→ **Excerpted text**
:::
# Sigmar's Blood (heavy spoiler)



## Brother Lucian (Apr 22, 2011)

I finished reading this novella ebook today and it seems to have some rather upsetting consequences for the warhammer fantasy world with the plot. Especially with the rather open ending and the elements involved.

Do not view if you dont want it spoiled.



As we know from earlier books, Manfred Von Carstein have returned and as we learn in story, having been causing a magical darkness to enshroud Sylvannia and draining the life from the land itself.

After delivering a challenge to the Emperor, its quickly discovered that the Crown of Sorcery have been stolen by the minions of the vampire, and setting off a desperate crusade into Sylvannia. Led by Volkmar the Grim, lots of zealots and the armsmen that could be spared, as well a very dedicated witch hunter with a checkered past.

But as it turns out, Manfred have far more up his sleeve, having gathered the Claw of Nagash and one of the nine books of nagash as well, giving him a terrifying level of power. Enabling him to shroud the whole of Sylvannia, something on a magnitude that hadnt been possible since the heydays of ancient Nehekara.

And by the end, Volkmar finds himself captured along with other powerful religious figures to be the centerpieces in an awful necromantic ritual to banish the favor of the gods from the world. Manfred claiming Volkmar was the last piece he needed as he had the blood of Sigmar. And as their blood is spilled and the foul spell begins to build up, the novella ends on that galactic cliffhanger.



There has to be a sequel to wrap up this plot, it is just too dire to be left unfinished!


----------



## Dave T Hobbit (Dec 3, 2009)
:::
→ **Written problem A**
Edit the rows starting at the first one and ending after the line containing "cell-serial-number: 1089 [112, 852, 180, 882]", replacing each "table-row" with "list-row" and keeping everything else the same. Return only those lines.
The forum post and the rows that come next have no connection to each other.

→ **Element location data**
:::
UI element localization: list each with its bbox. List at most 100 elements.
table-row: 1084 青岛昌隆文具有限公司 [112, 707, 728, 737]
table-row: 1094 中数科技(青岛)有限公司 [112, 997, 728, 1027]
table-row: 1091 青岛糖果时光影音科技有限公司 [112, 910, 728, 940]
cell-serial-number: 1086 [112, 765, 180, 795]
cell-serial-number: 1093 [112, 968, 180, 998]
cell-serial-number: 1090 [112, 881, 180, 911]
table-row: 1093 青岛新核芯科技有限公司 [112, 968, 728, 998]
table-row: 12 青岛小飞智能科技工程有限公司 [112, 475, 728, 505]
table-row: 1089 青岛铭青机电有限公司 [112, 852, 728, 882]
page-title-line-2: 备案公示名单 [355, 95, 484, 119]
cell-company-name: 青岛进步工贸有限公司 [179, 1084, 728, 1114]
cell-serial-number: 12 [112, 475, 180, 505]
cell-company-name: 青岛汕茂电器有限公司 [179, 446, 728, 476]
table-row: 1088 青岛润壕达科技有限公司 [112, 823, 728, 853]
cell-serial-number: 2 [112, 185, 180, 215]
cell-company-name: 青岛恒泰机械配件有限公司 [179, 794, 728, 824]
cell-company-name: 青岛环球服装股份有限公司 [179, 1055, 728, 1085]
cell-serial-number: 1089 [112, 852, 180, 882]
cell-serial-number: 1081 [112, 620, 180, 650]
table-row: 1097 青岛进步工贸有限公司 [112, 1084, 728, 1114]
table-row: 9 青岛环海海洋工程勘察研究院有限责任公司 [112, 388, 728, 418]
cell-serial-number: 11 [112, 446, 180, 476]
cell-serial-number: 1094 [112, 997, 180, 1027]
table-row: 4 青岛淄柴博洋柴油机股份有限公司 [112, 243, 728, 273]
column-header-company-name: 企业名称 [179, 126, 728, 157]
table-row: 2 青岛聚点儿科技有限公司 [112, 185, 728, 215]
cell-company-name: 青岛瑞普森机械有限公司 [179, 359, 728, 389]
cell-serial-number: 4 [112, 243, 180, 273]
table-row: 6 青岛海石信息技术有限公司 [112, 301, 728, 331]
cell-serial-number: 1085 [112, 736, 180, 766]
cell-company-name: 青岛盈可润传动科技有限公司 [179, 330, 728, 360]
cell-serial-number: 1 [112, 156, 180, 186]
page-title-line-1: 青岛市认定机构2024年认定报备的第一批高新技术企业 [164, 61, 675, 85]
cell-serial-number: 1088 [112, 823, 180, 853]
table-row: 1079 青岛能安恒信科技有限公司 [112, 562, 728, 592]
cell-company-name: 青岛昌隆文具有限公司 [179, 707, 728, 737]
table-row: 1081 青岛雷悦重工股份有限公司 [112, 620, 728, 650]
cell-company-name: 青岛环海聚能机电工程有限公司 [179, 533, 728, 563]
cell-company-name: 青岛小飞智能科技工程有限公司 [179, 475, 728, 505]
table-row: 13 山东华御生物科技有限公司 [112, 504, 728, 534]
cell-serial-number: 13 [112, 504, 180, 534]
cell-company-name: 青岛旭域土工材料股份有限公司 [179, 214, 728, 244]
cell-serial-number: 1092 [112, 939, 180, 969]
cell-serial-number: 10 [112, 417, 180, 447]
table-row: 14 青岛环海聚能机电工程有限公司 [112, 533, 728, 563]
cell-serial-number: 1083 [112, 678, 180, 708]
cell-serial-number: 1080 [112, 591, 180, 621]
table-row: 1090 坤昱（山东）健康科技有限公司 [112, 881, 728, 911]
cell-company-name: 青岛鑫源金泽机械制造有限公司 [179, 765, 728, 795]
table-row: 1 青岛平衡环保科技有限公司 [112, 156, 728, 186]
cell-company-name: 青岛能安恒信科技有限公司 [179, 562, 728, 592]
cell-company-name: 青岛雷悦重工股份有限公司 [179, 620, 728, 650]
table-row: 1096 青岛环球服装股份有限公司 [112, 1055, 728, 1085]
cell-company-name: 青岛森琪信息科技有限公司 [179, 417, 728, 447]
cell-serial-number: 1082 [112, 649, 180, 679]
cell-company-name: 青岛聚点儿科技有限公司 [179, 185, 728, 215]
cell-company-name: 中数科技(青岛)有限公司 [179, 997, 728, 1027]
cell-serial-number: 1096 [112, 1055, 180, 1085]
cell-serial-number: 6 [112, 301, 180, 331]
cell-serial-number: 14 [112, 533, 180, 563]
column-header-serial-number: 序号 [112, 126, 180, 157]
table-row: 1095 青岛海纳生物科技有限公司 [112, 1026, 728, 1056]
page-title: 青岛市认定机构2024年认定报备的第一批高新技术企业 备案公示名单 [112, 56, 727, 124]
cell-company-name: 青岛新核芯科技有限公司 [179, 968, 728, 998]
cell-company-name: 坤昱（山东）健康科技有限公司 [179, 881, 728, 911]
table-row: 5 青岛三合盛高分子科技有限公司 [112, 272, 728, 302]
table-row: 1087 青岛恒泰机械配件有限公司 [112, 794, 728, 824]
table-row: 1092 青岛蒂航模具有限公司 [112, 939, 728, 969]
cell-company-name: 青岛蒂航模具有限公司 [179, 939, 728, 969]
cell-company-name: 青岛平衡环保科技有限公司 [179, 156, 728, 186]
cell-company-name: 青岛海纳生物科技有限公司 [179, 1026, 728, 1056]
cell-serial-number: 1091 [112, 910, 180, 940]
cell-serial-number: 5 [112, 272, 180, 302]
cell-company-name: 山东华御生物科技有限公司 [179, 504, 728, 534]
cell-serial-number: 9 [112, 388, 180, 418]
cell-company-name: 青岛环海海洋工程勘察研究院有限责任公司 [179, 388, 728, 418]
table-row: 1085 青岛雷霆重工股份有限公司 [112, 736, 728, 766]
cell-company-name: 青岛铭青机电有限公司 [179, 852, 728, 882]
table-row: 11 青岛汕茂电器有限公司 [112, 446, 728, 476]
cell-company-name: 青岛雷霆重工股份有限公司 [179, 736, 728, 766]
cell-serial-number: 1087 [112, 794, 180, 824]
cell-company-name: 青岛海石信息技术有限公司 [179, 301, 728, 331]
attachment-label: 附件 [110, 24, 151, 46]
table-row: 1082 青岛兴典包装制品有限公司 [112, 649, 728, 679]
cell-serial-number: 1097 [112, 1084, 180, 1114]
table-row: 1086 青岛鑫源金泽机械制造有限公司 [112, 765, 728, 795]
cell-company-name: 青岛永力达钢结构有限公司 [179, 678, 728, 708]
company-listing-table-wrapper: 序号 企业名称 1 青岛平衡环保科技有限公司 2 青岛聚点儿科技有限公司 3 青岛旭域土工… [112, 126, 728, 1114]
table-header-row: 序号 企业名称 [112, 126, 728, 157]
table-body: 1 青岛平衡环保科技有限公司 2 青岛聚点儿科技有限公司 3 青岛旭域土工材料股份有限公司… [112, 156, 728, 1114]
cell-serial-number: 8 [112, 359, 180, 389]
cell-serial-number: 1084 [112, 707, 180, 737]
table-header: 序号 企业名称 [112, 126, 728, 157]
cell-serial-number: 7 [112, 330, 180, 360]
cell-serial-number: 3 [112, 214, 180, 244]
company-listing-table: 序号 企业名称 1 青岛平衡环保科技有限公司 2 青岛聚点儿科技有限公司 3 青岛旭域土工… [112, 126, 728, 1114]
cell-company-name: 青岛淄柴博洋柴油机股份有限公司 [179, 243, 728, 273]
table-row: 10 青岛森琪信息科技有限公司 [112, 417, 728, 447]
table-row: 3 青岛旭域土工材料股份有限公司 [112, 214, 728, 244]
:::
→ **Written problem B**
In the forum post, what do the minions of the vampire steal?

→ **Complete output A**
UI element localization: list each with its bbox. List at most 100 elements.
list-row: 1084 青岛昌隆文具有限公司 [112, 707, 728, 737]
list-row: 1094 中数科技(青岛)有限公司 [112, 997, 728, 1027]
list-row: 1091 青岛糖果时光影音科技有限公司 [112, 910, 728, 940]
cell-serial-number: 1086 [112, 765, 180, 795]
cell-serial-number: 1093 [112, 968, 180, 998]
cell-serial-number: 1090 [112, 881, 180, 911]
list-row: 1093 青岛新核芯科技有限公司 [112, 968, 728, 998]
list-row: 12 青岛小飞智能科技工程有限公司 [112, 475, 728, 505]
list-row: 1089 青岛铭青机电有限公司 [112, 852, 728, 882]
page-title-line-2: 备案公示名单 [355, 95, 484, 119]
cell-company-name: 青岛进步工贸有限公司 [179, 1084, 728, 1114]
cell-serial-number: 12 [112, 475, 180, 505]
cell-company-name: 青岛汕茂电器有限公司 [179, 446, 728, 476]
list-row: 1088 青岛润壕达科技有限公司 [112, 823, 728, 853]
cell-serial-number: 2 [112, 185, 180, 215]
cell-company-name: 青岛恒泰机械配件有限公司 [179, 794, 728, 824]
cell-company-name: 青岛环球服装股份有限公司 [179, 1055, 728, 1085]
cell-serial-number: 1089 [112, 852, 180, 882]

→ **Complete output B**
The Crown of Sorcery.